- _Material for the task_
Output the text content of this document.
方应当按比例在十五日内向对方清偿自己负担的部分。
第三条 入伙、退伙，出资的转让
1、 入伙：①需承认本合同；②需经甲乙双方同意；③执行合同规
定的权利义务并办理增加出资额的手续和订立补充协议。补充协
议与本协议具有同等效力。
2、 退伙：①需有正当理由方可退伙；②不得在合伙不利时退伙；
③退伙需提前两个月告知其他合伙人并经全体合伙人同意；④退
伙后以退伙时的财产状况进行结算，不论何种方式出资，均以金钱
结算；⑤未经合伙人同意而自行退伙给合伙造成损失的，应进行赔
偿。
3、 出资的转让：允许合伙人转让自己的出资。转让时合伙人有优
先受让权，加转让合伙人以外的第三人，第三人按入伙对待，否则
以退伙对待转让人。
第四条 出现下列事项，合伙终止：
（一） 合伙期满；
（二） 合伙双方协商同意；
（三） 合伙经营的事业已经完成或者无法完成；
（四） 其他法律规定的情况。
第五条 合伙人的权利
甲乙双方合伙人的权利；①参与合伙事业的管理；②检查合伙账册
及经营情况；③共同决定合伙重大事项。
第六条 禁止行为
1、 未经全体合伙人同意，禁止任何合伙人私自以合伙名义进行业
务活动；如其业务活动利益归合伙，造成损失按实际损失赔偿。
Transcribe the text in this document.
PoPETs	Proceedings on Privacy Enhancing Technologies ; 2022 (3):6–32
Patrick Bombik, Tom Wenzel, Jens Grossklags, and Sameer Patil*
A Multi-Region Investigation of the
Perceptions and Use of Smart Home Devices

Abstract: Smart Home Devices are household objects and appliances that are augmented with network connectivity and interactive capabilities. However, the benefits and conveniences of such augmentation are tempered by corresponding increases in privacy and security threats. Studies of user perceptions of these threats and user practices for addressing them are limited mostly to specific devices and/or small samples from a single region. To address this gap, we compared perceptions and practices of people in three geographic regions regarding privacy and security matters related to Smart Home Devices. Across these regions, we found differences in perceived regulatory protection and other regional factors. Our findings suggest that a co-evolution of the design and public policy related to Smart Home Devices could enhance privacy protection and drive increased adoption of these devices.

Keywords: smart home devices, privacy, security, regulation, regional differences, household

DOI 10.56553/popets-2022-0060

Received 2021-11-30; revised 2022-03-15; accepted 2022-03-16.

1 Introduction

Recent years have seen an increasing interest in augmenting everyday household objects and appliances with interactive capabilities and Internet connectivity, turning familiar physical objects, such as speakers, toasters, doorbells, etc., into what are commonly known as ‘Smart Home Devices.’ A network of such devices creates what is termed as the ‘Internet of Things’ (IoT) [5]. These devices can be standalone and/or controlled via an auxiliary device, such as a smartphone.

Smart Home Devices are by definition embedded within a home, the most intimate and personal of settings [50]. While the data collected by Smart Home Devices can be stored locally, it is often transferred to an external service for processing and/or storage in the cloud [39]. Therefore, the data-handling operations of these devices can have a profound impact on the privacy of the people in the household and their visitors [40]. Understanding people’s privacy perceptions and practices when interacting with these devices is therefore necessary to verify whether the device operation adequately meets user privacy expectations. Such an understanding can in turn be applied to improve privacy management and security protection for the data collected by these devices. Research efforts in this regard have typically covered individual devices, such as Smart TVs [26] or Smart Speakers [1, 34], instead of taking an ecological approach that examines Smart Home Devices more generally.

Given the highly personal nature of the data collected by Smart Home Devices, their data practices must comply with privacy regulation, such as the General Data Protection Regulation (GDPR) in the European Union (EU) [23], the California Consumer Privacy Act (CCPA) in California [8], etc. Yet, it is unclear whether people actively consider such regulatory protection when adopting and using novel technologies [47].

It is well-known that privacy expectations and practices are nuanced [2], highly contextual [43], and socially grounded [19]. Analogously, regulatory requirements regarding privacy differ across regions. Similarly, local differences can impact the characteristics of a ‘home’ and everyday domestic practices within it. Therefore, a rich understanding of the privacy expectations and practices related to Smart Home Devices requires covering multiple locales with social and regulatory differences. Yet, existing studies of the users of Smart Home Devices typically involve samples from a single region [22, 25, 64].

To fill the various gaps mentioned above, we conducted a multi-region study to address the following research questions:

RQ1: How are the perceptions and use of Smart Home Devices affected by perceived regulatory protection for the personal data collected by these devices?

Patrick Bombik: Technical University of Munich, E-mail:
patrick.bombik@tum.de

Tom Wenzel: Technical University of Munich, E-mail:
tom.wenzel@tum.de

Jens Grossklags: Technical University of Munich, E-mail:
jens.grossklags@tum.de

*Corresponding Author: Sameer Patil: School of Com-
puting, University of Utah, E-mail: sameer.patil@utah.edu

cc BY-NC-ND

- _Given instruction_
Each line of the material should be duplicated exactly, please.

- _The completed task_
Output the text content of this document.
方应当按比例在十五日内向对方清偿自己负担的部分。
第三条 入伙、退伙，出资的转让
1、 入伙：①需承认本合同；②需经甲乙双方同意；③执行合同规
定的权利义务并办理增加出资额的手续和订立补充协议。补充协
议与本协议具有同等效力。
2、 退伙：①需有正当理由方可退伙；②不得在合伙不利时退伙；
③退伙需提前两个月告知其他合伙人并经全体合伙人同意；④退
伙后以退伙时的财产状况进行结算，不论何种方式出资，均以金钱
结算；⑤未经合伙人同意而自行退伙给合伙造成损失的，应进行赔
偿。
3、 出资的转让：允许合伙人转让自己的出资。转让时合伙人有优
先受让权，加转让合伙人以外的第三人，第三人按入伙对待，否则
以退伙对待转让人。
第四条 出现下列事项，合伙终止：
（一） 合伙期满；
（二） 合伙双方协商同意；
（三） 合伙经营的事业已经完成或者无法完成；
（四） 其他法律规定的情况。
第五条 合伙人的权利
甲乙双方合伙人的权利；①参与合伙事业的管理；②检查合伙账册
及经营情况；③共同决定合伙重大事项。
第六条 禁止行为
1、 未经全体合伙人同意，禁止任何合伙人私自以合伙名义进行业
务活动；如其业务活动利益归合伙，造成损失按实际损失赔偿。
Transcribe the text in this document.
PoPETs	Proceedings on Privacy Enhancing Technologies ; 2022 (3):6–32
Patrick Bombik, Tom Wenzel, Jens Grossklags, and Sameer Patil*
A Multi-Region Investigation of the
Perceptions and Use of Smart Home Devices

Abstract: Smart Home Devices are household objects and appliances that are augmented with network connectivity and interactive capabilities. However, the benefits and conveniences of such augmentation are tempered by corresponding increases in privacy and security threats. Studies of user perceptions of these threats and user practices for addressing them are limited mostly to specific devices and/or small samples from a single region. To address this gap, we compared perceptions and practices of people in three geographic regions regarding privacy and security matters related to Smart Home Devices. Across these regions, we found differences in perceived regulatory protection and other regional factors. Our findings suggest that a co-evolution of the design and public policy related to Smart Home Devices could enhance privacy protection and drive increased adoption of these devices.

Keywords: smart home devices, privacy, security, regulation, regional differences, household

DOI 10.56553/popets-2022-0060

Received 2021-11-30; revised 2022-03-15; accepted 2022-03-16.

1 Introduction

Recent years have seen an increasing interest in augmenting everyday household objects and appliances with interactive capabilities and Internet connectivity, turning familiar physical objects, such as speakers, toasters, doorbells, etc., into what are commonly known as ‘Smart Home Devices.’ A network of such devices creates what is termed as the ‘Internet of Things’ (IoT) [5]. These devices can be standalone and/or controlled via an auxiliary device, such as a smartphone.

Smart Home Devices are by definition embedded within a home, the most intimate and personal of settings [50]. While the data collected by Smart Home Devices can be stored locally, it is often transferred to an external service for processing and/or storage in the cloud [39]. Therefore, the data-handling operations of these devices can have a profound impact on the privacy of the people in the household and their visitors [40]. Understanding people’s privacy perceptions and practices when interacting with these devices is therefore necessary to verify whether the device operation adequately meets user privacy expectations. Such an understanding can in turn be applied to improve privacy management and security protection for the data collected by these devices. Research efforts in this regard have typically covered individual devices, such as Smart TVs [26] or Smart Speakers [1, 34], instead of taking an ecological approach that examines Smart Home Devices more generally.

Given the highly personal nature of the data collected by Smart Home Devices, their data practices must comply with privacy regulation, such as the General Data Protection Regulation (GDPR) in the European Union (EU) [23], the California Consumer Privacy Act (CCPA) in California [8], etc. Yet, it is unclear whether people actively consider such regulatory protection when adopting and using novel technologies [47].

It is well-known that privacy expectations and practices are nuanced [2], highly contextual [43], and socially grounded [19]. Analogously, regulatory requirements regarding privacy differ across regions. Similarly, local differences can impact the characteristics of a ‘home’ and everyday domestic practices within it. Therefore, a rich understanding of the privacy expectations and practices related to Smart Home Devices requires covering multiple locales with social and regulatory differences. Yet, existing studies of the users of Smart Home Devices typically involve samples from a single region [22, 25, 64].

To fill the various gaps mentioned above, we conducted a multi-region study to address the following research questions:

RQ1: How are the perceptions and use of Smart Home Devices affected by perceived regulatory protection for the personal data collected by these devices?

Patrick Bombik: Technical University of Munich, E-mail:
patrick.bombik@tum.de

Tom Wenzel: Technical University of Munich, E-mail:
tom.wenzel@tum.de

Jens Grossklags: Technical University of Munich, E-mail:
jens.grossklags@tum.de

*Corresponding Author: Sameer Patil: School of Com-
puting, University of Utah, E-mail: sameer.patil@utah.edu

cc BY-NC-ND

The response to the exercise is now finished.